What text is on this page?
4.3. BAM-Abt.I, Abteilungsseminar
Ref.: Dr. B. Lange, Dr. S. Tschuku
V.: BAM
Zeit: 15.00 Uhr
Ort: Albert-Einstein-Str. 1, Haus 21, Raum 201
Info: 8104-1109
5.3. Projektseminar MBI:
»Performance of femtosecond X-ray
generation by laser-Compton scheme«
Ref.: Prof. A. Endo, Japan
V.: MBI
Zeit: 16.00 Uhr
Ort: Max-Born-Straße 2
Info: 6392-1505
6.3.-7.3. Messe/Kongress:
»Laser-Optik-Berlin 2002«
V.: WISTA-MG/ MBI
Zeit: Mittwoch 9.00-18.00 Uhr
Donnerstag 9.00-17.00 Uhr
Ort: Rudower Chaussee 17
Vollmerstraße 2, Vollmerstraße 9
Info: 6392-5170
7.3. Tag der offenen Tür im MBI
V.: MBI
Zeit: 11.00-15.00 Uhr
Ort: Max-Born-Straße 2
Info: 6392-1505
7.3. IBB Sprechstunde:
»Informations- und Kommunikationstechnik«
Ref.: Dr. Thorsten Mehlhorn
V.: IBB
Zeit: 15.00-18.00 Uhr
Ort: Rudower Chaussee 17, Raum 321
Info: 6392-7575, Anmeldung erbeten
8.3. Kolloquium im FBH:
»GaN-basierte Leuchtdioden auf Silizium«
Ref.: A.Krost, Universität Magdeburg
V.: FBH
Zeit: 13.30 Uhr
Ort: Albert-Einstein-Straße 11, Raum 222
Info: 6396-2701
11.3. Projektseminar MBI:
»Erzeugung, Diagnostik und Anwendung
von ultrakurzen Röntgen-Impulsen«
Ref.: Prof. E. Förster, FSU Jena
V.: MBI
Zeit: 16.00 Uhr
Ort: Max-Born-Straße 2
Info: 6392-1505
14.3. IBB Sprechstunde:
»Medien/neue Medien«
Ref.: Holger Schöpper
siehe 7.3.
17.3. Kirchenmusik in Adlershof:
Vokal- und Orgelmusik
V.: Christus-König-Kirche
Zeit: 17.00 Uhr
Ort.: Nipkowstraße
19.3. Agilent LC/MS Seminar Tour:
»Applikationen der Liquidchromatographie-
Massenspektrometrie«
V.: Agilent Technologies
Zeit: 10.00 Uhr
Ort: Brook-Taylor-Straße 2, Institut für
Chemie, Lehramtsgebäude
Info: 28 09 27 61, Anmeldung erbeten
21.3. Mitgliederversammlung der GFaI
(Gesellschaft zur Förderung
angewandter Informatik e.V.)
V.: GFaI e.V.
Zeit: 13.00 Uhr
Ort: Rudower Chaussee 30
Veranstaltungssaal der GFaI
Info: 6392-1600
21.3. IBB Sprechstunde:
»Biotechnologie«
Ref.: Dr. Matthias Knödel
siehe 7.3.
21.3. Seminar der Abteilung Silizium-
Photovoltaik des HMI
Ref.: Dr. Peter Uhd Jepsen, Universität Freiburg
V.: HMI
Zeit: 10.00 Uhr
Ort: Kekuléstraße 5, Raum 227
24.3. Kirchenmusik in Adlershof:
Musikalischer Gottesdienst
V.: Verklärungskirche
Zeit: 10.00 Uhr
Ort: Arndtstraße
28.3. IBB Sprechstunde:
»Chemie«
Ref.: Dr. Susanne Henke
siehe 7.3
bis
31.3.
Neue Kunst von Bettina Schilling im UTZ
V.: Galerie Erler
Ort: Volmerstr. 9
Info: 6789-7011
══════════════════════════════
TASK GOAL:
Reply with one number only: how many lines of the listing hold "Sprechstunde"?

EXPECTED ANSWER:
4